PASSAGE TO READ:
# # # # #

In 2013, Surfdog announced the signing of a collaboration with rock and roll legend Eric Clapton for Clapton's new record Old Sock, released on March 12, 2013, followed by 3 more studio Clapton records: The Breeze, I Still Do, and Happy Xmas.

On April 22, 2014, Drake Bell released his first studio album since 2006's It's Only Time with Universal Motown Records, Ready Steady Go!, after signing on with Surfdog in 2012. The record debuted at #182 on the Billboard 200, #50 on the Billboard Top Rock Albums, and #32 on the Billboard Top Independent Albums charts. It sold 2,000 copies in its first week of release. The record contains songs originally by Billy Joel, Queen, The Kinks, Stray Cats, and more. Brian Setzer, frontman of Stray Cats and also on the Surfdog roster, produced the album. "Bull", a song on Ready Steady Go!, was on the top 10 charts in Mexico for several weeks.

# # # # #

[Extracted records]

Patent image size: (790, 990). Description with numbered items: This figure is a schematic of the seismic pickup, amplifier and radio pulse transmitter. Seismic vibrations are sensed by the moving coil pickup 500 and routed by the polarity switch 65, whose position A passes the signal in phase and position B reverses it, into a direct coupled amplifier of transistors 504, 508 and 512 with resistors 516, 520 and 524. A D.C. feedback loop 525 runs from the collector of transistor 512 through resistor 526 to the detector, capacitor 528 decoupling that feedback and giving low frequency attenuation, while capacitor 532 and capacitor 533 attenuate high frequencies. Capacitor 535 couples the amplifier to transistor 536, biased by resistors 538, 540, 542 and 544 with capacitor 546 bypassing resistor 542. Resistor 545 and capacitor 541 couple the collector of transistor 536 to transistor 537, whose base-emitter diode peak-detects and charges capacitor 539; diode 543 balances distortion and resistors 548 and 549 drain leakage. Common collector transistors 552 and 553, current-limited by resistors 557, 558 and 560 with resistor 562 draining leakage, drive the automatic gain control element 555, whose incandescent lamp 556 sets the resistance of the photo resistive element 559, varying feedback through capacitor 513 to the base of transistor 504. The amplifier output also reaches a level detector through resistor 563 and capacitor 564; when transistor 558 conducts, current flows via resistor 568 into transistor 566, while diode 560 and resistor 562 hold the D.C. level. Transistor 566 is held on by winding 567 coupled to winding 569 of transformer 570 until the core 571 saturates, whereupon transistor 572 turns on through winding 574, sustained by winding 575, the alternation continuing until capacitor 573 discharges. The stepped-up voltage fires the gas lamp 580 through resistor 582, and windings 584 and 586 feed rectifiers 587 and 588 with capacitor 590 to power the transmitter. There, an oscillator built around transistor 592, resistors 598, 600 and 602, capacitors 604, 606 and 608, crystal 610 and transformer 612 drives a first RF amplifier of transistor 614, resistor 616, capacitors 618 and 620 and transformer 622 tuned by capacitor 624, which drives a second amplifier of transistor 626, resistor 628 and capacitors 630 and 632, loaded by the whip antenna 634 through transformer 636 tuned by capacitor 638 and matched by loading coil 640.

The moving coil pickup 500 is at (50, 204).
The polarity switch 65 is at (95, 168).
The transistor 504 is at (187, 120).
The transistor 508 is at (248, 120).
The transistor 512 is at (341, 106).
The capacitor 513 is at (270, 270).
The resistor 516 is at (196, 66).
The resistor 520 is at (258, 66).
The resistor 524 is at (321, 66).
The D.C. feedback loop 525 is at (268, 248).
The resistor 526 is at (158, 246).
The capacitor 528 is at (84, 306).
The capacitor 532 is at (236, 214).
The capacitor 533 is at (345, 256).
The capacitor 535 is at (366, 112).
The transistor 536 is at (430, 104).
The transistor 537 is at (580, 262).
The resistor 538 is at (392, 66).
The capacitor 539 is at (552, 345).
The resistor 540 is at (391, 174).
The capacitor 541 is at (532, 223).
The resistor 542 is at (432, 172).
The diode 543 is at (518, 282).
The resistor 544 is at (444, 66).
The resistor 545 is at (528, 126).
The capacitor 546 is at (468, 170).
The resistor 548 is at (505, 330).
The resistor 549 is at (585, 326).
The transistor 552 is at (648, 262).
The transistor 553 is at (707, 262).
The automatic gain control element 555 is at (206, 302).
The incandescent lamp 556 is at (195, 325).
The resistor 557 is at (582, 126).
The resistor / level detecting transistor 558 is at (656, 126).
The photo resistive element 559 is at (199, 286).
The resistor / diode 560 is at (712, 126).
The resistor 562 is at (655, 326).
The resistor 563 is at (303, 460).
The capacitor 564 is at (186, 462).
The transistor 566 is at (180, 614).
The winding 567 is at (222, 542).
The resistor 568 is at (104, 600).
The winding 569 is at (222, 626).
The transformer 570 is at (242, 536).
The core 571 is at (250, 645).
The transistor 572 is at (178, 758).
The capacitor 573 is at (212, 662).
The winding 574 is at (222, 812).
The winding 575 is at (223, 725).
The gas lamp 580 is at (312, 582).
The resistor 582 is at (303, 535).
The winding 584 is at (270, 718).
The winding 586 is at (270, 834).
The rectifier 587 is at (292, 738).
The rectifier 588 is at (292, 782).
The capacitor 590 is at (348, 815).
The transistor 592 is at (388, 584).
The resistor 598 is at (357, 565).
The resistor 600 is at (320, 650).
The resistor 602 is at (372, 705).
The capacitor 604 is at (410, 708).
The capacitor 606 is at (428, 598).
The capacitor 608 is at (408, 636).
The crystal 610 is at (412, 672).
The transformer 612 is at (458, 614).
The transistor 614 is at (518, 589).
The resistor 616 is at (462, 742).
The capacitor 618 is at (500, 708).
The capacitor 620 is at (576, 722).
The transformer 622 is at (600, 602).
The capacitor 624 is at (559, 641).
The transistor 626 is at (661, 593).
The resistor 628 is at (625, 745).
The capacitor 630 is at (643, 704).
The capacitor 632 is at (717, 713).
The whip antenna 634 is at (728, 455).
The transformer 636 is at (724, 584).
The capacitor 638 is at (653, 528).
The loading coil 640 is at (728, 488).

# # # # #

PROBLEMS:
**A.** From the Surfdog passage, echo everything from "In 2013, Surfdog" down to "and Happy Xmas.".
**B.** Answer these questions using the passage about Surfdog:
(i) Which Eric Clapton record came out on March 12, 2013?
(ii) Who produced Drake Bell's Ready Steady Go!?
(iii) How many copies did Ready Steady Go! sell in its first week?
**C.** Pick up the passage about Surfdog's artists and records after its final sentence, and write the next part.

RESULTS BY TASK:
**A.**
In 2013, Surfdog announced the signing of a collaboration with rock and roll legend Eric Clapton for Clapton's new record Old Sock, released on March 12, 2013, followed by 3 more studio Clapton records: The Breeze, I Still Do, and Happy Xmas.

**B.**
(i) Old Sock
(ii) Brian Setzer
(iii) 2,000

**C.**
On May 19, 2014, The Burning of Rome's Year of The Ox was released by Surfdog Records.

On July 29, 2014, Eric Clapton & Friends released The Breeze: An Appreciation of JJ Cale. The Breeze is full of covers of songs originally by J.J. Cale and contains vocals by Mark Knopfler, Willie Nelson, John Mayer, Tom Petty, and Don White. The album received much attention, achieving a #2 debut on the Billboard Top 200 album charts.

On August 12, 2014, Brian Setzer released Rockabilly Riot! All Original, through Surfdog. The record contains new music from Setzer and was widely accepted by music critics. “Let's Shake” was the first single of the record.

On October 21, 2014, Brian Setzer's 1959 Gretsch 6120 was inducted into the world-renowned Smithsonian Institution in Washington D.C. Setzer's guitar joined a large and diverse collection of musical instruments at the museum that include John Coltrane's saxophone, Dizzy Gillespie's trumpet, and Eddie Van Halen's guitar.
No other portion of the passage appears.